Find the number of lines containing the string "xlabel" in the data. Answer with the number by itself.

>> start Dataset entries

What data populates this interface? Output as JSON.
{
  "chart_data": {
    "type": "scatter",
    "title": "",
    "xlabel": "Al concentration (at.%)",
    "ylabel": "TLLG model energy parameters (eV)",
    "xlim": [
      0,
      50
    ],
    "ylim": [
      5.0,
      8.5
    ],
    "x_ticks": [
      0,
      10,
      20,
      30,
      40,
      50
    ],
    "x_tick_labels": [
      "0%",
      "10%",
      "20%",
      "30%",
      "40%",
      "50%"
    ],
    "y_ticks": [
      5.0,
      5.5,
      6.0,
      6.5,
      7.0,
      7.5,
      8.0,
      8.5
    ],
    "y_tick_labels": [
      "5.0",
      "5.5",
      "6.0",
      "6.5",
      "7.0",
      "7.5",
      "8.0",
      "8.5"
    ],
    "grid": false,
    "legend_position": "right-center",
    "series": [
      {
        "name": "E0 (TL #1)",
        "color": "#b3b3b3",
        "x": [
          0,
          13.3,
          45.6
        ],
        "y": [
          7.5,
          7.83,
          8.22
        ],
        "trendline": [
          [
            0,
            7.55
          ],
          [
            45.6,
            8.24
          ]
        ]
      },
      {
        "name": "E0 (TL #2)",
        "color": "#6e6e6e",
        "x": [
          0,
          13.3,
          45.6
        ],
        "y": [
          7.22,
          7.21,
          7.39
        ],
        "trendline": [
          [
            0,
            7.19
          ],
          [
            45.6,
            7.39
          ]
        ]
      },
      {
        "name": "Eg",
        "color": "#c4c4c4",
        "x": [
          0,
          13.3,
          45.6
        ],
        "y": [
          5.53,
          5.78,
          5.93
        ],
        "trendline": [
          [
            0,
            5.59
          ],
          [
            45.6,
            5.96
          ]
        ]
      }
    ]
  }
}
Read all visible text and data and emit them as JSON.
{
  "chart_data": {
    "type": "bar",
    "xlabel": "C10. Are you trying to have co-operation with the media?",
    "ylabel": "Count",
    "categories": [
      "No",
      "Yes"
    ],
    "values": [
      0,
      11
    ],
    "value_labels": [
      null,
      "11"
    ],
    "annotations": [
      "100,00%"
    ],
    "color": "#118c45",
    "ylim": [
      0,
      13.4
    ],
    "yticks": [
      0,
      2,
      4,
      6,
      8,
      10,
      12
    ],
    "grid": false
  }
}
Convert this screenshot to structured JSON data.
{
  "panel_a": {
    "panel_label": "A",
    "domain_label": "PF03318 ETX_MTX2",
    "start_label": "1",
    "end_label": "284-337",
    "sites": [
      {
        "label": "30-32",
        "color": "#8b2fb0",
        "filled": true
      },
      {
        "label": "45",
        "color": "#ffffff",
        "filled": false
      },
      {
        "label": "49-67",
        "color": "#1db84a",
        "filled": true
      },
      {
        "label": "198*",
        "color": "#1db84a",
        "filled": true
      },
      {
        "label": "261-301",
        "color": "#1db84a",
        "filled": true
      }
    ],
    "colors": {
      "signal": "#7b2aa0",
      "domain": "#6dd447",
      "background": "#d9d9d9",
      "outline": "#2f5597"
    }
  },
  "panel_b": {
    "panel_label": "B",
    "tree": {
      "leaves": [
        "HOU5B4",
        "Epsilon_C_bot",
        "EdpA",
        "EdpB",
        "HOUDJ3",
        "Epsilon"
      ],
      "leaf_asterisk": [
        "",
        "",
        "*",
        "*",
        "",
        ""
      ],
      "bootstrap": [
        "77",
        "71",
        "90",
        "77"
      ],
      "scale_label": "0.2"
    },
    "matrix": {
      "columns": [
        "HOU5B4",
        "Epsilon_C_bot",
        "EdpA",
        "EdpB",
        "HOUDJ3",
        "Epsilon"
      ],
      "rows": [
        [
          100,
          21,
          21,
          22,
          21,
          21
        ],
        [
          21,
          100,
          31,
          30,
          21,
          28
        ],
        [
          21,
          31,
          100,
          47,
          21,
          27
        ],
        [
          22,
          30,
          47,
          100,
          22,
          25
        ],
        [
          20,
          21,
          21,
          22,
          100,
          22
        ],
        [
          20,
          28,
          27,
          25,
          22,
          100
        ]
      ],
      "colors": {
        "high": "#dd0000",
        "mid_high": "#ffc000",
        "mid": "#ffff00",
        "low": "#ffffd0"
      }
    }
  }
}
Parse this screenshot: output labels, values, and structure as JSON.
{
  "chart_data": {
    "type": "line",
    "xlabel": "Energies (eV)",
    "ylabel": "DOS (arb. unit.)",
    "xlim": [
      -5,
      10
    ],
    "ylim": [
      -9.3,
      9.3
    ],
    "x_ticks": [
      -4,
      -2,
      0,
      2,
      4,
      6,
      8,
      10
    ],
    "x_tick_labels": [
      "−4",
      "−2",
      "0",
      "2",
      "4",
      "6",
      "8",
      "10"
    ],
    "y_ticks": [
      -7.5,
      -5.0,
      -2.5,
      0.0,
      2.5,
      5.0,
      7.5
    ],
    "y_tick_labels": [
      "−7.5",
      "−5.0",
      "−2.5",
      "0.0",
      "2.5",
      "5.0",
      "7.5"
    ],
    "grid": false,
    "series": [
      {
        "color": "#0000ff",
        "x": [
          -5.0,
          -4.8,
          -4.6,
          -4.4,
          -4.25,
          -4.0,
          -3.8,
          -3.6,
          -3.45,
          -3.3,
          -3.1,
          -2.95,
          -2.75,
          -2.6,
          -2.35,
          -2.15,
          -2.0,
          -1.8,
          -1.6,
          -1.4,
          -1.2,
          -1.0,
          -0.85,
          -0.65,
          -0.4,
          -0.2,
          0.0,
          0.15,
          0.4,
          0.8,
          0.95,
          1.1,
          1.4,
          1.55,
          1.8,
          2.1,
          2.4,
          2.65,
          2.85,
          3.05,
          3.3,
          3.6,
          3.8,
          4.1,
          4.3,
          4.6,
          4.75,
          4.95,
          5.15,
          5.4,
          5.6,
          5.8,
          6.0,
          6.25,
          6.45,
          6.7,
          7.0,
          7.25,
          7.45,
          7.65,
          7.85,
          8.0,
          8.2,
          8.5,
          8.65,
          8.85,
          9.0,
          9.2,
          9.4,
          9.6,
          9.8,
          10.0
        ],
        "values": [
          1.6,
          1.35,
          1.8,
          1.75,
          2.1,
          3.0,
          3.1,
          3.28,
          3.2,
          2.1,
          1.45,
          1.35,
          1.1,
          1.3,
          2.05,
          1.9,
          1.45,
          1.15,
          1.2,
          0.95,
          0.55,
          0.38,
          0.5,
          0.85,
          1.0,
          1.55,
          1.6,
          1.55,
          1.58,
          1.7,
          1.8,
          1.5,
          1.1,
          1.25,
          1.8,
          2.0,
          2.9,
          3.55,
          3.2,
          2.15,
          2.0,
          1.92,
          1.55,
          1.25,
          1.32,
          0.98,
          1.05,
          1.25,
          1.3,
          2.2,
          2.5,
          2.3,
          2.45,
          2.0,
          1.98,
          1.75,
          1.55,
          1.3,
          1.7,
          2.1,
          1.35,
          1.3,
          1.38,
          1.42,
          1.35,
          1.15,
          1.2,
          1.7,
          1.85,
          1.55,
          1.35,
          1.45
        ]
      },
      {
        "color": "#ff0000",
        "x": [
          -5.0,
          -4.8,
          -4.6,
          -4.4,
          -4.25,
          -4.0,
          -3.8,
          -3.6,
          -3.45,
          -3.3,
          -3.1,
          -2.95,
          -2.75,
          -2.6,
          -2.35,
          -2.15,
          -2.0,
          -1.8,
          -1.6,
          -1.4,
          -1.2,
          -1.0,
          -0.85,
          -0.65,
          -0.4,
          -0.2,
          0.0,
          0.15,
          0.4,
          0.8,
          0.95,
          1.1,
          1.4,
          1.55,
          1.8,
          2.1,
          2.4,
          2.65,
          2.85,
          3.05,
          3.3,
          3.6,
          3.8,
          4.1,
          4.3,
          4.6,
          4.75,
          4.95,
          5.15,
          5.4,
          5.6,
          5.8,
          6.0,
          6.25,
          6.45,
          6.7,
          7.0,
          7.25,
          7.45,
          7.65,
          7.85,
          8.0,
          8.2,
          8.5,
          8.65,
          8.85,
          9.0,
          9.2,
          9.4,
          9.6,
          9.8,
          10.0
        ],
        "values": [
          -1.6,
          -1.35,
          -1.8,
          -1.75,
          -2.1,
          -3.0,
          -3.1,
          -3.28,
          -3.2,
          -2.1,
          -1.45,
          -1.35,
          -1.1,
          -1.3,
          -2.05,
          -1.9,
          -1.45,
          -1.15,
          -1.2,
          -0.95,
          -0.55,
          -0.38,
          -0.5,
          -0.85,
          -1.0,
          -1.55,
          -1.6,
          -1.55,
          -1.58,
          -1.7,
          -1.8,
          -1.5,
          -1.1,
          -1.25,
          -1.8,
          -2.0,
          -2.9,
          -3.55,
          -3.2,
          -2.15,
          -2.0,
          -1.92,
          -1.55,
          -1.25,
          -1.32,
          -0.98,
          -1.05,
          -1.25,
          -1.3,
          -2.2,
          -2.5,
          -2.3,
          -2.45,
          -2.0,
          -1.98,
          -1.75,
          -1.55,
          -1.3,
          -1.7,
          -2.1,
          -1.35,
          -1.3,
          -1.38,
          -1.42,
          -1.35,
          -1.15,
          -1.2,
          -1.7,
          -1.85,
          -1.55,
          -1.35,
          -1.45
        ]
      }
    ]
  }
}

>> end Dataset entries

Result =
3